## Start RECORDS FOR THE TASK
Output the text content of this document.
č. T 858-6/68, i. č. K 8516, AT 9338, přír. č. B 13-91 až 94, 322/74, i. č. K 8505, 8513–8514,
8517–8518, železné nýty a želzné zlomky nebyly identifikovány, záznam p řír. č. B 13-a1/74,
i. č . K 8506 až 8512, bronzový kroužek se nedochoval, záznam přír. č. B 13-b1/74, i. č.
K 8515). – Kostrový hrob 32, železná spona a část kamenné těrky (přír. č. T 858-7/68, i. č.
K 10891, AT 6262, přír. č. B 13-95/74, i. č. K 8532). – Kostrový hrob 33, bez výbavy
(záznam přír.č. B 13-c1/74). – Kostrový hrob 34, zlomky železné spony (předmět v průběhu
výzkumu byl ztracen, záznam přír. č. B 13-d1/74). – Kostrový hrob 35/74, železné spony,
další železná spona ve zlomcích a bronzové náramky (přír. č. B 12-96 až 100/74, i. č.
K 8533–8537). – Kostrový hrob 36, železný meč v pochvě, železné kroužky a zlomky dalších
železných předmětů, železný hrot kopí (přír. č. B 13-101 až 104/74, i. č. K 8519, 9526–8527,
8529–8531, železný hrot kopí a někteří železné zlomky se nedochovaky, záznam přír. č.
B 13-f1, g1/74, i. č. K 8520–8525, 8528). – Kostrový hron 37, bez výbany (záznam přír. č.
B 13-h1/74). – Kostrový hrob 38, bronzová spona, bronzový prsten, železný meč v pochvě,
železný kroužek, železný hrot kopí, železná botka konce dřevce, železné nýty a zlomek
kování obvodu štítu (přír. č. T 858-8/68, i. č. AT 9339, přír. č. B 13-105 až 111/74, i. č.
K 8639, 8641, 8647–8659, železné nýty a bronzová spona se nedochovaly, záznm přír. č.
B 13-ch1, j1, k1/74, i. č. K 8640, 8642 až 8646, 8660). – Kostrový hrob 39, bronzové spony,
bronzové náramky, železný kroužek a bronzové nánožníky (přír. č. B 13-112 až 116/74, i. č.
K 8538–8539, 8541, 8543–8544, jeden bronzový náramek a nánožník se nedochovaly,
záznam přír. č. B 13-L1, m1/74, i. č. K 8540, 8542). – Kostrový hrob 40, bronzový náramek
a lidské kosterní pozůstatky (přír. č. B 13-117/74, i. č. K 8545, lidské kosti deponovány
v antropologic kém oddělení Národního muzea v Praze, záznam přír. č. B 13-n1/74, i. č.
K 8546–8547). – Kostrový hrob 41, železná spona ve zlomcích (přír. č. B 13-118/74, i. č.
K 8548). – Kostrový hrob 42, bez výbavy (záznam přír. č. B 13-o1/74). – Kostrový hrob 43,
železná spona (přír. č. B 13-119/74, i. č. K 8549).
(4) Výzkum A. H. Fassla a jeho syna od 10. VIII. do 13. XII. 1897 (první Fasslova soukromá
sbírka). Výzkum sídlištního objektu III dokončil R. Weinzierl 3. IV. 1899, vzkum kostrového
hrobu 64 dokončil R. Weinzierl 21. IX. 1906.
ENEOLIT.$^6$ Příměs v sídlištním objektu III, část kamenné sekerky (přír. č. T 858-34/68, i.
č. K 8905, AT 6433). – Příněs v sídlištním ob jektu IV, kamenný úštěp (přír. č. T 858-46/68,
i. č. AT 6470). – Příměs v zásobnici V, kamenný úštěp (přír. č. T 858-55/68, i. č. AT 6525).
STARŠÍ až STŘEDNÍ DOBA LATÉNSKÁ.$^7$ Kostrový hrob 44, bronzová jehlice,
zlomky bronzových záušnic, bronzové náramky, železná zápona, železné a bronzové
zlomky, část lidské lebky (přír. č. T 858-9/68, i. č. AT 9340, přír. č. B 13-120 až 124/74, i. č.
## End RECORDS FOR THE TASK
## Start RECORDS FOR THE TASK
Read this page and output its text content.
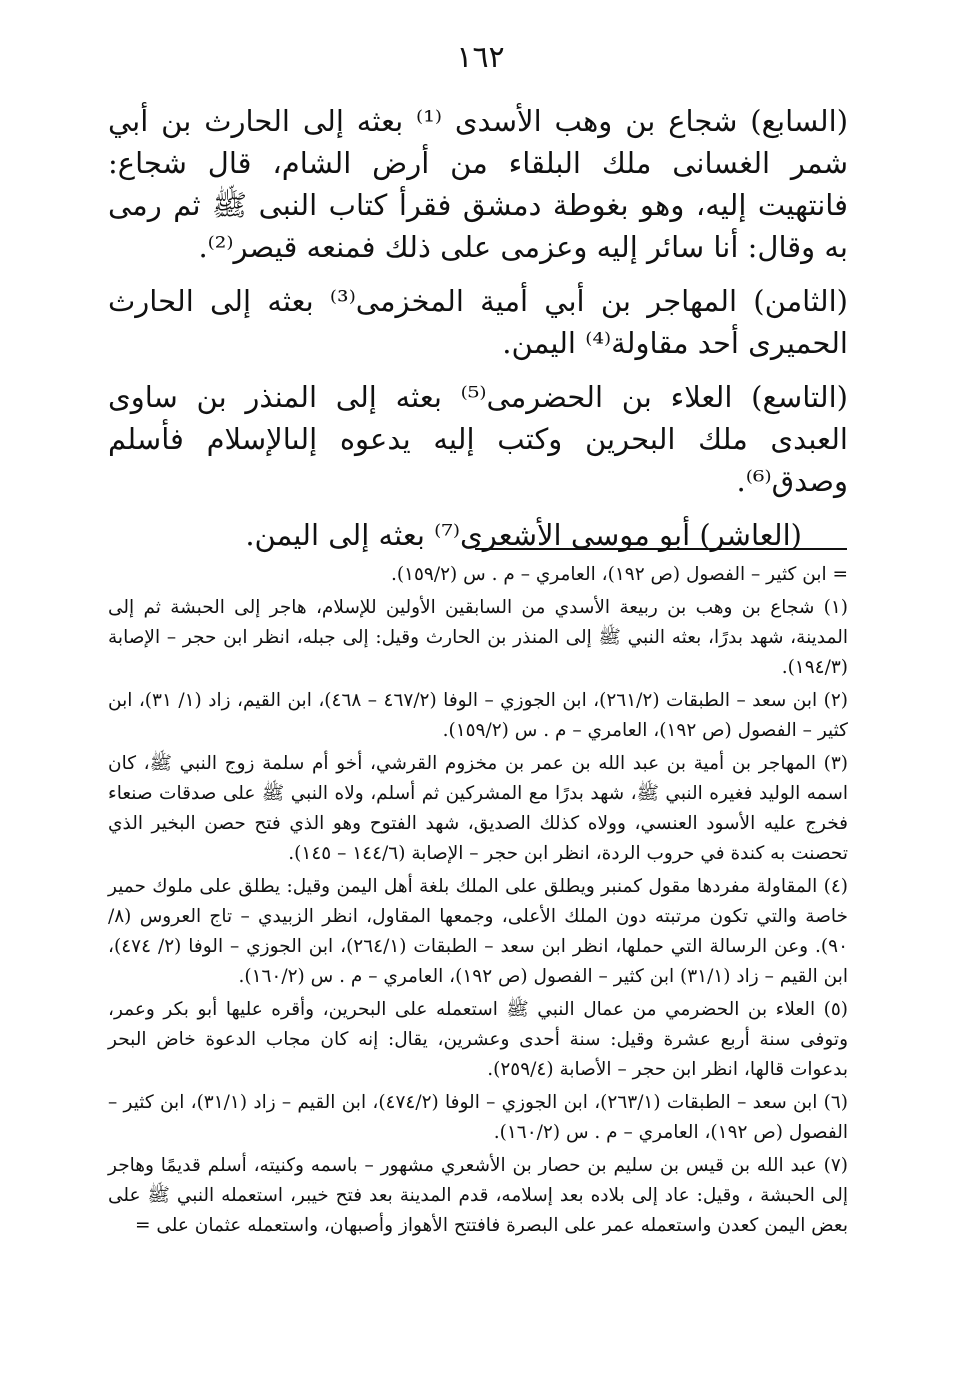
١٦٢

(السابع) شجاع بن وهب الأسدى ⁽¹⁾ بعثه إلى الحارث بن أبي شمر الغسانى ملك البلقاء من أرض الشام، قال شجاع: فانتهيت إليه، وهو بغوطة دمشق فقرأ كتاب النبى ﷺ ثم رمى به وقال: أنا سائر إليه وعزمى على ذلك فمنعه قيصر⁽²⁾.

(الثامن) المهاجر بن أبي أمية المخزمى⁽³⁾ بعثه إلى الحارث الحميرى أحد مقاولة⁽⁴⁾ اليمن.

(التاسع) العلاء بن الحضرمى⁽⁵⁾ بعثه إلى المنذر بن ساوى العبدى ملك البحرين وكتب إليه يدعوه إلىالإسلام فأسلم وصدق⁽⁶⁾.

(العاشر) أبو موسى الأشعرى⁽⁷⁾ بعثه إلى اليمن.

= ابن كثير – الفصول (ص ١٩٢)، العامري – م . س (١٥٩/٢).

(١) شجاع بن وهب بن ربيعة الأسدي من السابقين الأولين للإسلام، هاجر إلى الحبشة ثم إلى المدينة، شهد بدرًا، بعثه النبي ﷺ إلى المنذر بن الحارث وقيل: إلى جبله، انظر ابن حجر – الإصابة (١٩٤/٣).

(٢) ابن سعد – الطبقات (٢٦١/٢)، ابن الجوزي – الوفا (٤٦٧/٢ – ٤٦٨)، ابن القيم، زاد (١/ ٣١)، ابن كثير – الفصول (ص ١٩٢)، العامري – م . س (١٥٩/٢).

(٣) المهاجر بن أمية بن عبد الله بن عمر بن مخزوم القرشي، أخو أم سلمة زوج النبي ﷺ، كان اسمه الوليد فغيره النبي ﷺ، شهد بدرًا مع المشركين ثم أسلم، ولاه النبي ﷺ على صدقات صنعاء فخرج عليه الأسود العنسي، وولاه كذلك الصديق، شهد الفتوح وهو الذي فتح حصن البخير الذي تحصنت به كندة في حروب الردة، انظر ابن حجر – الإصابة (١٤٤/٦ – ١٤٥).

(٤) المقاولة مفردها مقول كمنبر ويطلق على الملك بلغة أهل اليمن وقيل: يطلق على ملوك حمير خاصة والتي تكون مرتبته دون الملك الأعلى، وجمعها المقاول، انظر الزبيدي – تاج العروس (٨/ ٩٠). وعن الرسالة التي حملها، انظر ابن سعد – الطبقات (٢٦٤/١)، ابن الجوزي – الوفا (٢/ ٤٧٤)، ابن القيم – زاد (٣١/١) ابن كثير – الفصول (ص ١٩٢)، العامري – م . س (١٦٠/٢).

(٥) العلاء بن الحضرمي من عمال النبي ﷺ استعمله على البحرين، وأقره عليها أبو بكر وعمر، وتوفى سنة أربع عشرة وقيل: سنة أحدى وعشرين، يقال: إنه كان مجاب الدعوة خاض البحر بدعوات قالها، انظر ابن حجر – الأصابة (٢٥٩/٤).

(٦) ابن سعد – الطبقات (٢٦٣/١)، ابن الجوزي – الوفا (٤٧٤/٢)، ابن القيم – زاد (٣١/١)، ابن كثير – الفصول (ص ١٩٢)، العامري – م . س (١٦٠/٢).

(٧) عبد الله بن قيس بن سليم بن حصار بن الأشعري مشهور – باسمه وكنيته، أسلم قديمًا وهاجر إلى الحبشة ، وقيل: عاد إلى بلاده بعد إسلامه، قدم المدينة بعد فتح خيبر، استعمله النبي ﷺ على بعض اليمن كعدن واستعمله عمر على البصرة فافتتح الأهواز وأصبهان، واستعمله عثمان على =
## End RECORDS FOR THE TASK
WHAT TO DO: Gather each line in the data that holds the string "الحارث".

WORKED SOLUTION:
(السابع) شجاع بن وهب الأسدى ⁽¹⁾ بعثه إلى الحارث بن أبي شمر الغسانى ملك البلقاء من أرض الشام، قال شجاع: فانتهيت إليه، وهو بغوطة دمشق فقرأ كتاب النبى ﷺ ثم رمى به وقال: أنا سائر إليه وعزمى على ذلك فمنعه قيصر⁽²⁾.
(الثامن) المهاجر بن أبي أمية المخزمى⁽³⁾ بعثه إلى الحارث الحميرى أحد مقاولة⁽⁴⁾ اليمن.
(١) شجاع بن وهب بن ربيعة الأسدي من السابقين الأولين للإسلام، هاجر إلى الحبشة ثم إلى المدينة، شهد بدرًا، بعثه النبي ﷺ إلى المنذر بن الحارث وقيل: إلى جبله، انظر ابن حجر – الإصابة (١٩٤/٣).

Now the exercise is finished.